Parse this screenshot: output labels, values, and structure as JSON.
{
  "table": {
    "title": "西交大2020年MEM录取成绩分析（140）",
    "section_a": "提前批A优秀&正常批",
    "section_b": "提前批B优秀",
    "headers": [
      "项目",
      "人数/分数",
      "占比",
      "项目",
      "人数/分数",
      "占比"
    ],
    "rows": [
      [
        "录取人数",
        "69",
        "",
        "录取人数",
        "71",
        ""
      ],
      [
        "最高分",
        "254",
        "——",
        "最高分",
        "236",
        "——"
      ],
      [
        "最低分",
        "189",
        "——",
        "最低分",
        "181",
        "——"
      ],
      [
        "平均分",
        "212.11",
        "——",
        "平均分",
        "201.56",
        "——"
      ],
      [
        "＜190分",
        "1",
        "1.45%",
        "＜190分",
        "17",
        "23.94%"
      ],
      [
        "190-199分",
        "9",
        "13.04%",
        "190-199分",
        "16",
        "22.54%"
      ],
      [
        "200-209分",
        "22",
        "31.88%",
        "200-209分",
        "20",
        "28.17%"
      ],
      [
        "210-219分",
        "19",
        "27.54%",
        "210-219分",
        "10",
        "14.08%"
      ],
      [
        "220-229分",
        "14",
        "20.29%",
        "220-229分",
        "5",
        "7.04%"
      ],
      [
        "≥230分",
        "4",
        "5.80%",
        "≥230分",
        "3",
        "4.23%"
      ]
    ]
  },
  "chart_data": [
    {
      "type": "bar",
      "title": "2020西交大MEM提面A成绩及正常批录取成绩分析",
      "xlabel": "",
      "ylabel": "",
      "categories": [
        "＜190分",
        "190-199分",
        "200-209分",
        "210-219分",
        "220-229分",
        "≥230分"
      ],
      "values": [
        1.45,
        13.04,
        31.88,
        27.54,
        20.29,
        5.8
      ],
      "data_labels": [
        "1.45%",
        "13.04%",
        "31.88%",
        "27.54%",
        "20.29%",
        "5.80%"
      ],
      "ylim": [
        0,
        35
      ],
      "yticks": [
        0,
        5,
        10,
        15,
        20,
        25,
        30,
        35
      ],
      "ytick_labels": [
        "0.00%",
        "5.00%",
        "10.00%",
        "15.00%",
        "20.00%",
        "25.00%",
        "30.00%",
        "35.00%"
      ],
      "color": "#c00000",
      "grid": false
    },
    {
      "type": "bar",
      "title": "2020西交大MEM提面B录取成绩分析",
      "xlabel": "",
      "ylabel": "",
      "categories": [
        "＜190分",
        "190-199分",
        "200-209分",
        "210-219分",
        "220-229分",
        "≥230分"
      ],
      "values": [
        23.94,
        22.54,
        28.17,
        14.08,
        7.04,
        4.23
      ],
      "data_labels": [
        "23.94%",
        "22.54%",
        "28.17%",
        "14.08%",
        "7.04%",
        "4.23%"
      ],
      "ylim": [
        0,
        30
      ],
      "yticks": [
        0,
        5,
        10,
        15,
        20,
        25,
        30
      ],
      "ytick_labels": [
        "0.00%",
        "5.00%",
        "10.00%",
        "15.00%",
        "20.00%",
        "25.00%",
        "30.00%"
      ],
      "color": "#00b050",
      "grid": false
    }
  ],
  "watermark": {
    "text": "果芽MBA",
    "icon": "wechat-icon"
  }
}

▶ CHALLENGE: Please give back all of the records exactly as written.

▶ OUTPUT:
Parse this screenshot: output labels, values, and structure as JSON.
{
  "table": {
    "title": "西交大2020年MEM录取成绩分析（140）",
    "section_a": "提前批A优秀&正常批",
    "section_b": "提前批B优秀",
    "headers": [
      "项目",
      "人数/分数",
      "占比",
      "项目",
      "人数/分数",
      "占比"
    ],
    "rows": [
      [
        "录取人数",
        "69",
        "",
        "录取人数",
        "71",
        ""
      ],
      [
        "最高分",
        "254",
        "——",
        "最高分",
        "236",
        "——"
      ],
      [
        "最低分",
        "189",
        "——",
        "最低分",
        "181",
        "——"
      ],
      [
        "平均分",
        "212.11",
        "——",
        "平均分",
        "201.56",
        "——"
      ],
      [
        "＜190分",
        "1",
        "1.45%",
        "＜190分",
        "17",
        "23.94%"
      ],
      [
        "190-199分",
        "9",
        "13.04%",
        "190-199分",
        "16",
        "22.54%"
      ],
      [
        "200-209分",
        "22",
        "31.88%",
        "200-209分",
        "20",
        "28.17%"
      ],
      [
        "210-219分",
        "19",
        "27.54%",
        "210-219分",
        "10",
        "14.08%"
      ],
      [
        "220-229分",
        "14",
        "20.29%",
        "220-229分",
        "5",
        "7.04%"
      ],
      [
        "≥230分",
        "4",
        "5.80%",
        "≥230分",
        "3",
        "4.23%"
      ]
    ]
  },
  "chart_data": [
    {
      "type": "bar",
      "title": "2020西交大MEM提面A成绩及正常批录取成绩分析",
      "xlabel": "",
      "ylabel": "",
      "categories": [
        "＜190分",
        "190-199分",
        "200-209分",
        "210-219分",
        "220-229分",
        "≥230分"
      ],
      "values": [
        1.45,
        13.04,
        31.88,
        27.54,
        20.29,
        5.8
      ],
      "data_labels": [
        "1.45%",
        "13.04%",
        "31.88%",
        "27.54%",
        "20.29%",
        "5.80%"
      ],
      "ylim": [
        0,
        35
      ],
      "yticks": [
        0,
        5,
        10,
        15,
        20,
        25,
        30,
        35
      ],
      "ytick_labels": [
        "0.00%",
        "5.00%",
        "10.00%",
        "15.00%",
        "20.00%",
        "25.00%",
        "30.00%",
        "35.00%"
      ],
      "color": "#c00000",
      "grid": false
    },
    {
      "type": "bar",
      "title": "2020西交大MEM提面B录取成绩分析",
      "xlabel": "",
      "ylabel": "",
      "categories": [
        "＜190分",
        "190-199分",
        "200-209分",
        "210-219分",
        "220-229分",
        "≥230分"
      ],
      "values": [
        23.94,
        22.54,
        28.17,
        14.08,
        7.04,
        4.23
      ],
      "data_labels": [
        "23.94%",
        "22.54%",
        "28.17%",
        "14.08%",
        "7.04%",
        "4.23%"
      ],
      "ylim": [
        0,
        30
      ],
      "yticks": [
        0,
        5,
        10,
        15,
        20,
        25,
        30
      ],
      "ytick_labels": [
        "0.00%",
        "5.00%",
        "10.00%",
        "15.00%",
        "20.00%",
        "25.00%",
        "30.00%"
      ],
      "color": "#00b050",
      "grid": false
    }
  ],
  "watermark": {
    "text": "果芽MBA",
    "icon": "wechat-icon"
  }
}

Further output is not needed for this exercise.